* GIVEN RECORDS:
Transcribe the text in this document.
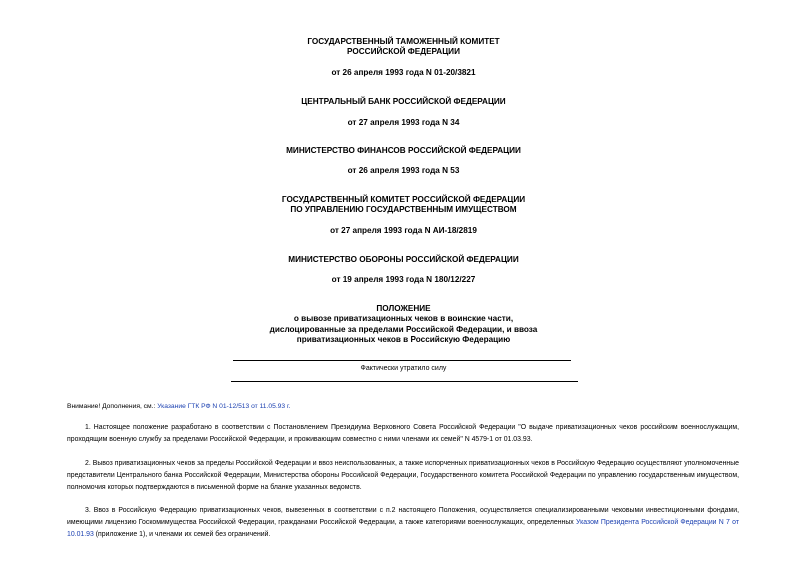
ГОСУДАРСТВЕННЫЙ ТАМОЖЕННЫЙ КОМИТЕТ
РОССИЙСКОЙ ФЕДЕРАЦИИ
от 26 апреля 1993 года N 01-20/3821
ЦЕНТРАЛЬНЫЙ БАНК РОССИЙСКОЙ ФЕДЕРАЦИИ
от 27 апреля 1993 года N 34
МИНИСТЕРСТВО ФИНАНСОВ РОССИЙСКОЙ ФЕДЕРАЦИИ
от 26 апреля 1993 года N 53
ГОСУДАРСТВЕННЫЙ КОМИТЕТ РОССИЙСКОЙ ФЕДЕРАЦИИ
ПО УПРАВЛЕНИЮ ГОСУДАРСТВЕННЫМ ИМУЩЕСТВОМ
от 27 апреля 1993 года N АИ-18/2819
МИНИСТЕРСТВО ОБОРОНЫ РОССИЙСКОЙ ФЕДЕРАЦИИ
от 19 апреля 1993 года N 180/12/227
ПОЛОЖЕНИЕ
о вывозе приватизационных чеков в воинские части,
дислоцированные за пределами Российской Федерации, и ввоза
приватизационных чеков в Российскую Федерацию
Фактически утратило силу
Внимание! Дополнения, см.: Указание ГТК РФ N 01-12/513 от 11.05.93 г.
1. Настоящее положение разработано в соответствии с Постановлением Президиума Верховного Совета Российской Федерации "О выдаче приватизационных чеков российским военнослужащим, проходящим военную службу за пределами Российской Федерации, и проживающим совместно с ними членами их семей" N 4579-1 от 01.03.93.
2. Вывоз приватизационных чеков за пределы Российской Федерации и ввоз неиспользованных, а также испорченных приватизационных чеков в Российскую Федерацию осуществляют уполномоченные представители Центрального банка Российской Федерации, Министерства обороны Российской Федерации, Государственного комитета Российской Федерации по управлению государственным имуществом, полномочия которых подтверждаются в письменной форме на бланке указанных ведомств.
3. Ввоз в Российскую Федерацию приватизационных чеков, вывезенных в соответствии с п.2 настоящего Положения, осуществляется специализированными чековыми инвестиционными фондами, имеющими лицензию Госкомимущества Российской Федерации, гражданами Российской Федерации, а также категориями военнослужащих, определенных Указом Президента Российской Федерации N 7 от 10.01.93 (приложение 1), и членами их семей без ограничений.
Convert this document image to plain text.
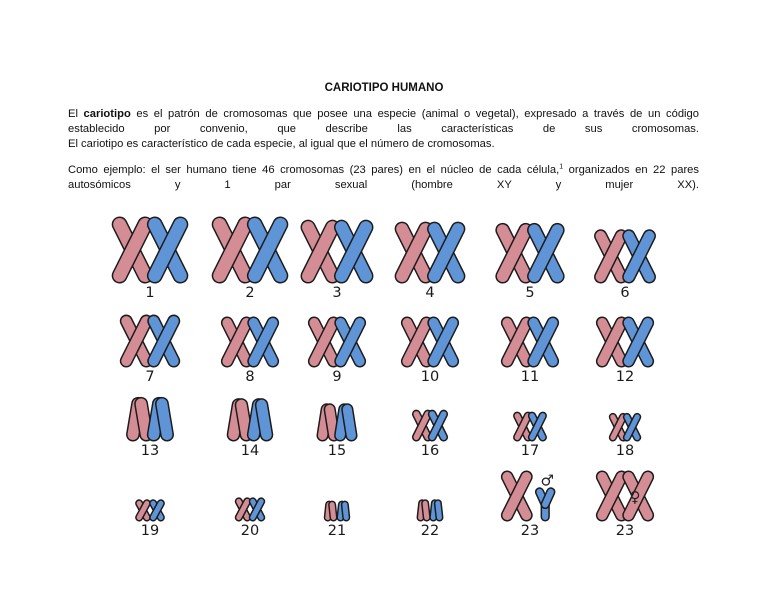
CARIOTIPO HUMANO
El cariotipo es el patrón de cromosomas que posee una especie (animal o vegetal), expresado a través de un código
establecido por convenio, que describe las características de sus cromosomas.
El cariotipo es característico de cada especie, al igual que el número de cromosomas.
Como ejemplo: el ser humano tiene 46 cromosomas (23 pares) en el núcleo de cada célula,$^1$ organizados en 22 pares autosómicos y 1 par sexual (hombre XY y mujer XX).
1	2	3	4	5	6
7	8	9	10	11	12
13	14	15	16	17	18
19	20	21	22
♂
23
♀
23
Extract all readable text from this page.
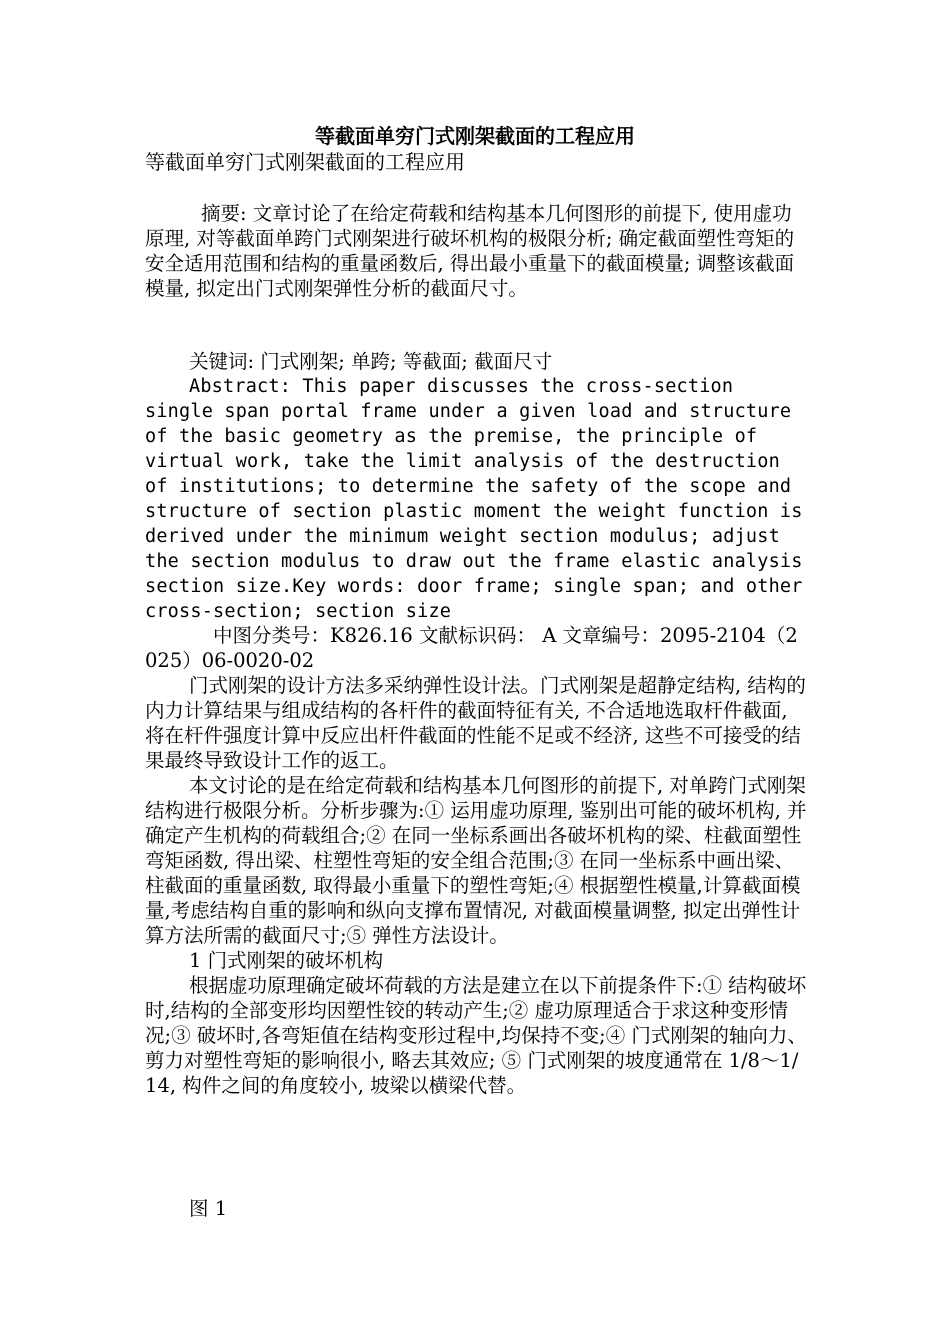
等截面单穷门式刚架截面的工程应用

等截面单穷门式刚架截面的工程应用

摘要: 文章讨论了在给定荷载和结构基本几何图形的前提下, 使用虚功原理, 对等截面单跨门式刚架进行破坏机构的极限分析; 确定截面塑性弯矩的安全适用范围和结构的重量函数后, 得出最小重量下的截面模量; 调整该截面模量, 拟定出门式刚架弹性分析的截面尺寸。

关键词: 门式刚架; 单跨; 等截面; 截面尺寸

Abstract: This paper discusses the cross-section single span portal frame under a given load and structure of the basic geometry as the premise, the principle of virtual work, take the limit analysis of the destruction of institutions; to determine the safety of the scope and structure of section plastic moment the weight function is derived under the minimum weight section modulus; adjust the section modulus to draw out the frame elastic analysis section size.Key words: door frame; single span; and other cross-section; section size

中图分类号：K826.16 文献标识码： A 文章编号：2095-2104（2025）06-0020-02

门式刚架的设计方法多采纳弹性设计法。门式刚架是超静定结构, 结构的内力计算结果与组成结构的各杆件的截面特征有关, 不合适地选取杆件截面, 将在杆件强度计算中反应出杆件截面的性能不足或不经济, 这些不可接受的结果最终导致设计工作的返工。

本文讨论的是在给定荷载和结构基本几何图形的前提下, 对单跨门式刚架结构进行极限分析。分析步骤为:① 运用虚功原理, 鉴别出可能的破坏机构, 并确定产生机构的荷载组合;② 在同一坐标系画出各破坏机构的梁、柱截面塑性弯矩函数, 得出梁、柱塑性弯矩的安全组合范围;③ 在同一坐标系中画出梁、柱截面的重量函数, 取得最小重量下的塑性弯矩;④ 根据塑性模量,计算截面模量,考虑结构自重的影响和纵向支撑布置情况, 对截面模量调整, 拟定出弹性计算方法所需的截面尺寸;⑤ 弹性方法设计。

1 门式刚架的破坏机构

根据虚功原理确定破坏荷载的方法是建立在以下前提条件下:① 结构破坏时,结构的全部变形均因塑性铰的转动产生;② 虚功原理适合于求这种变形情况;③ 破坏时,各弯矩值在结构变形过程中,均保持不变;④ 门式刚架的轴向力、剪力对塑性弯矩的影响很小, 略去其效应; ⑤ 门式刚架的坡度通常在 1/8～1/14, 构件之间的角度较小, 坡梁以横梁代替。

图 1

* DIRECTIONS: From the listing above, copy all lines holding the word "МИНИСТЕРСТВО".

* TASK RESULT:
МИНИСТЕРСТВО ФИНАНСОВ РОССИЙСКОЙ ФЕДЕРАЦИИ
МИНИСТЕРСТВО ОБОРОНЫ РОССИЙСКОЙ ФЕДЕРАЦИИ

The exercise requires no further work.